**DOCUMENT SEGMENT:**

Name | Description |
---|---|
MG_ARCH_UNIX | All UNIX-like systems like Linux, MacOS, FreeBSD, etc |
MG_ARCH_WIN32 | Windows systems |
MG_ARCH_ESP32 | Espressif's ESP32 |
MG_ARCH_ESP8266 | Espressif's ESP8266 |
MG_ARCH_FREERTOS_LWIP | All systems with FreeRTOS kernel and LwIP IP stack |
MG_ARCH_FREERTOS_TCP | All systems with FreeRTOS kernel and FreeRTOS-Plus-TCP IP stack |
MG_ARCH_CUSTOM | A custom architecture, discussed in the next section |
The other class of build constants is defined in src/config.h together with their default values. These are tunables that include/exclude a certain functionality or change relevant parameters.
Here is a list of build constants and their default values:
Name | Default | Description |
---|---|---|
MG_ENABLE_SOCKET | 1 | Use BSD socket low-level API |
MG_ENABLE_MBEDTLS | 0 | Enable mbedTLS library |
MG_ENABLE_OPENSSL | 0 | Enable OpenSSL library |
MG_ENABLE_CUSTOM_TLS | 0 | Enable custom TLS library |
MG_ENABLE_IPV6 | 0 | Enable IPv6 |
MG_ENABLE_LOG | 1 | Enable LOG() macro |
MG_ENABLE_MD5 | 0 | Use native MD5 implementation |
MG_ENABLE_SSI | 1 | Enable serving SSI files by mg_http_serve_dir() |
MG_ENABLE_CUSTOM_RANDOM | 0 | Provide custom RNG function mg_random() |
MG_ENABLE_PACKED_FS | 0 | Enable embedded FS support |
MG_ENABLE_FATFS | 0 | Enable embedded FAT FS support |
MG_IO_SIZE | 2048 | Granularity of the send/recv IO buffer growth |
MG_MAX_RECV_BUF_SIZE | (3 * 1024 * 1024) | Maximum recv buffer size |
MG_MAX_HTTP_HEADERS | 40 | Maximum number of HTTP headers |
MG_HTTP_INDEX | "index.html" | Index file for HTML directory |
MG_FATFS_ROOT | "/" | FAT FS root directory |
MG_ENABLE_LINES | undefined | If defined, show source file names in logs |
NOTE: the MG_IO_SIZE
constant also sets
maximum UDP message size, see
issues/907 for details. If the
application uses large UDP messages, increase the MG_IO_SIZE
limit
accordingly.

**STATED GOAL 1:**
Reproduce the build constants text from "Name | Description" to "change relevant parameters.".
The listing has no connection to the build constants text.

**STORED DATA:**

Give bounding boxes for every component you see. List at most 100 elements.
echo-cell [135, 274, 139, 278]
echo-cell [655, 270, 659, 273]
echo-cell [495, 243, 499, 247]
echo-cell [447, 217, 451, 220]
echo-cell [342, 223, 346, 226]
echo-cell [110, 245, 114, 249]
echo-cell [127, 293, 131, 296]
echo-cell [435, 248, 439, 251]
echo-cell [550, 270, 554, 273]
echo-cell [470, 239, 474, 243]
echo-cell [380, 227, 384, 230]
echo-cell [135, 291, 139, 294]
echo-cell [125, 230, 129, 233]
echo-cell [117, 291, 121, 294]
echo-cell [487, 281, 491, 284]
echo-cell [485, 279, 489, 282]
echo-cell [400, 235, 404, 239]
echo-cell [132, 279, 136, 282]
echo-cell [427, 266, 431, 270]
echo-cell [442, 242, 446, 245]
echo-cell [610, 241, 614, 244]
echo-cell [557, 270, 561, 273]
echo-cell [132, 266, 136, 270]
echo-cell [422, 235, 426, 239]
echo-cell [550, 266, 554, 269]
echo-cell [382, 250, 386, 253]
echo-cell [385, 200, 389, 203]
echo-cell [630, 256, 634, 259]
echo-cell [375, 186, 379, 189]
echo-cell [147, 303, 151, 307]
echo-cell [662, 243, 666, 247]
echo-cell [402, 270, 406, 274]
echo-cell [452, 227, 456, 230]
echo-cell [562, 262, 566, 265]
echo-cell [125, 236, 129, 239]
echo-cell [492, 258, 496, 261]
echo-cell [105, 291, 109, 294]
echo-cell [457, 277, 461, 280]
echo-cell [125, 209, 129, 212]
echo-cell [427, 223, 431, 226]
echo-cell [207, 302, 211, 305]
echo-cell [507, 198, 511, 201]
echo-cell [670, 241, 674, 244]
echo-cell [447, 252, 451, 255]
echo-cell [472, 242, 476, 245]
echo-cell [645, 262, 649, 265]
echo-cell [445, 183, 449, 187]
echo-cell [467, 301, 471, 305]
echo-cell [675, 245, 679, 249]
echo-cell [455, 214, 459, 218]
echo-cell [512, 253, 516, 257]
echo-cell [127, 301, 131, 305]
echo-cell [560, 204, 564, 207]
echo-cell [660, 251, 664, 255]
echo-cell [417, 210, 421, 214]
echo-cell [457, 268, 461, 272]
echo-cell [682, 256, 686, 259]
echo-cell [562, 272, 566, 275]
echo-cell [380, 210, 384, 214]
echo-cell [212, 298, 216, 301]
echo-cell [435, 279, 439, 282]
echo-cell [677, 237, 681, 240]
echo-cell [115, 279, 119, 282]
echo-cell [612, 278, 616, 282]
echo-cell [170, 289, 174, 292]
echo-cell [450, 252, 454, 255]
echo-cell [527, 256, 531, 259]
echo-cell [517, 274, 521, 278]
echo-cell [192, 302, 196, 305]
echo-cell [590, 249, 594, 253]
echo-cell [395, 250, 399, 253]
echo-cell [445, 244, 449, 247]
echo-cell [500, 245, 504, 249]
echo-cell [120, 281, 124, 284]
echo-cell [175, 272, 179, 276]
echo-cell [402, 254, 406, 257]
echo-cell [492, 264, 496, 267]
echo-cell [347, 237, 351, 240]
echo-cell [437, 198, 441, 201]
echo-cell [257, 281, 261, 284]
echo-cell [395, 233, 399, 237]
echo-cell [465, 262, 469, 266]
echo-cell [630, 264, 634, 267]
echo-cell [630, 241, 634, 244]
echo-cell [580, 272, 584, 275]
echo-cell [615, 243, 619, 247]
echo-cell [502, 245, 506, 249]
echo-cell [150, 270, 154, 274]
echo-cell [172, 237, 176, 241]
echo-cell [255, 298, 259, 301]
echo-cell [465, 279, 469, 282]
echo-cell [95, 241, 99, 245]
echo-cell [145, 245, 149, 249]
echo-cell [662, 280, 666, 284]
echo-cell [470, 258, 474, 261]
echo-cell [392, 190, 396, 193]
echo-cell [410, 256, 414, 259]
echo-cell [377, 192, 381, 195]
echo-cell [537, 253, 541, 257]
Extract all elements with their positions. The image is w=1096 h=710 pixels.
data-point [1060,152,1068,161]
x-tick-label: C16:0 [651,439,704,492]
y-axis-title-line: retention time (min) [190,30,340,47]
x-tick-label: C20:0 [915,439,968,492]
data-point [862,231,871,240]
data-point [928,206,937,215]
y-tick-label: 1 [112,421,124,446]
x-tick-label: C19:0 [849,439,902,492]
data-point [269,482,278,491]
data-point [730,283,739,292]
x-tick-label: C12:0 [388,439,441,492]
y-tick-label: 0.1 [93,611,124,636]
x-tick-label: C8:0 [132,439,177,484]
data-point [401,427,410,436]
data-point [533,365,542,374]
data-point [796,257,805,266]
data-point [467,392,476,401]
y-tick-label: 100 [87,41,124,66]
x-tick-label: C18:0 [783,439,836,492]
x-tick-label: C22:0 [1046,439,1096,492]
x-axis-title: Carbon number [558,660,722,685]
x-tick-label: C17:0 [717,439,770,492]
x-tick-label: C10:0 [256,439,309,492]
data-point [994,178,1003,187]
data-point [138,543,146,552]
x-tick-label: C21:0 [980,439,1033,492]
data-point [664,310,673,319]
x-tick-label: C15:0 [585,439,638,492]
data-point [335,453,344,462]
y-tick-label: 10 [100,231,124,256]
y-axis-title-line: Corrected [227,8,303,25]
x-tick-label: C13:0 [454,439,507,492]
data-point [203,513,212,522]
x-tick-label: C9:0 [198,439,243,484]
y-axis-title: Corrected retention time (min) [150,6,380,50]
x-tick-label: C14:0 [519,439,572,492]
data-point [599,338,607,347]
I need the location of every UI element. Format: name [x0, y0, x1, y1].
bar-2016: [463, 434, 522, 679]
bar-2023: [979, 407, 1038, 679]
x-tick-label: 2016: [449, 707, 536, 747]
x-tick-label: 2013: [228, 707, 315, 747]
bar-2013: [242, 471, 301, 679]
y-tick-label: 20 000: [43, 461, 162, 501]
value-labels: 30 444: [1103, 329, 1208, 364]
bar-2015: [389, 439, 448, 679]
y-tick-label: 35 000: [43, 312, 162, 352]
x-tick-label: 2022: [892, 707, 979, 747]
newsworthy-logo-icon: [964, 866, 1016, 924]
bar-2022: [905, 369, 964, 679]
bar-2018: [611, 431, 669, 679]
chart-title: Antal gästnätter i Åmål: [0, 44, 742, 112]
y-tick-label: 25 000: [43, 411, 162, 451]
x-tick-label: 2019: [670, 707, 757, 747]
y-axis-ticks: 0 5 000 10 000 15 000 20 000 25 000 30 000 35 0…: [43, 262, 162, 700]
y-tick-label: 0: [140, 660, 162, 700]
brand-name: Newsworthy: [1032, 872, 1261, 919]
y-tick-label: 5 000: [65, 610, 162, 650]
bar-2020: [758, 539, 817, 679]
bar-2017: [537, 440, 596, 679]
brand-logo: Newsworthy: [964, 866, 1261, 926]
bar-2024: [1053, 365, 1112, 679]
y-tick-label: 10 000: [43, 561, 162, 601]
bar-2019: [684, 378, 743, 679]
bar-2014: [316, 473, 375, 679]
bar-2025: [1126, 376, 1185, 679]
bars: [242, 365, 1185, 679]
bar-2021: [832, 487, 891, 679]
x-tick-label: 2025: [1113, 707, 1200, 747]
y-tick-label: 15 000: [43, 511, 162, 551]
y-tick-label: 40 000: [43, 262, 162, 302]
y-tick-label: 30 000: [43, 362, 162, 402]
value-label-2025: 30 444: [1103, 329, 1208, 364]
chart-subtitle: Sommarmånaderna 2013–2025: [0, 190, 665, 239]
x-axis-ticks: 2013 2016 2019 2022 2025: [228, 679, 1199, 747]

**STATED GOAL 2:**
Edit the listing from its first line through the line containing "echo-cell [660, 251, 664, 255]", replacing "component" with "object" and leaving everything else unchanged, then give only those lines.

**FINISHED ANSWER 1:**
Name | Description |
---|---|
MG_ARCH_UNIX | All UNIX-like systems like Linux, MacOS, FreeBSD, etc |
MG_ARCH_WIN32 | Windows systems |
MG_ARCH_ESP32 | Espressif's ESP32 |
MG_ARCH_ESP8266 | Espressif's ESP8266 |
MG_ARCH_FREERTOS_LWIP | All systems with FreeRTOS kernel and LwIP IP stack |
MG_ARCH_FREERTOS_TCP | All systems with FreeRTOS kernel and FreeRTOS-Plus-TCP IP stack |
MG_ARCH_CUSTOM | A custom architecture, discussed in the next section |
The other class of build constants is defined in src/config.h together with their default values. These are tunables that include/exclude a certain functionality or change relevant parameters.

**FINISHED ANSWER 2:**
Give bounding boxes for every object you see. List at most 100 elements.
echo-cell [135, 274, 139, 278]
echo-cell [655, 270, 659, 273]
echo-cell [495, 243, 499, 247]
echo-cell [447, 217, 451, 220]
echo-cell [342, 223, 346, 226]
echo-cell [110, 245, 114, 249]
echo-cell [127, 293, 131, 296]
echo-cell [435, 248, 439, 251]
echo-cell [550, 270, 554, 273]
echo-cell [470, 239, 474, 243]
echo-cell [380, 227, 384, 230]
echo-cell [135, 291, 139, 294]
echo-cell [125, 230, 129, 233]
echo-cell [117, 291, 121, 294]
echo-cell [487, 281, 491, 284]
echo-cell [485, 279, 489, 282]
echo-cell [400, 235, 404, 239]
echo-cell [132, 279, 136, 282]
echo-cell [427, 266, 431, 270]
echo-cell [442, 242, 446, 245]
echo-cell [610, 241, 614, 244]
echo-cell [557, 270, 561, 273]
echo-cell [132, 266, 136, 270]
echo-cell [422, 235, 426, 239]
echo-cell [550, 266, 554, 269]
echo-cell [382, 250, 386, 253]
echo-cell [385, 200, 389, 203]
echo-cell [630, 256, 634, 259]
echo-cell [375, 186, 379, 189]
echo-cell [147, 303, 151, 307]
echo-cell [662, 243, 666, 247]
echo-cell [402, 270, 406, 274]
echo-cell [452, 227, 456, 230]
echo-cell [562, 262, 566, 265]
echo-cell [125, 236, 129, 239]
echo-cell [492, 258, 496, 261]
echo-cell [105, 291, 109, 294]
echo-cell [457, 277, 461, 280]
echo-cell [125, 209, 129, 212]
echo-cell [427, 223, 431, 226]
echo-cell [207, 302, 211, 305]
echo-cell [507, 198, 511, 201]
echo-cell [670, 241, 674, 244]
echo-cell [447, 252, 451, 255]
echo-cell [472, 242, 476, 245]
echo-cell [645, 262, 649, 265]
echo-cell [445, 183, 449, 187]
echo-cell [467, 301, 471, 305]
echo-cell [675, 245, 679, 249]
echo-cell [455, 214, 459, 218]
echo-cell [512, 253, 516, 257]
echo-cell [127, 301, 131, 305]
echo-cell [560, 204, 564, 207]
echo-cell [660, 251, 664, 255]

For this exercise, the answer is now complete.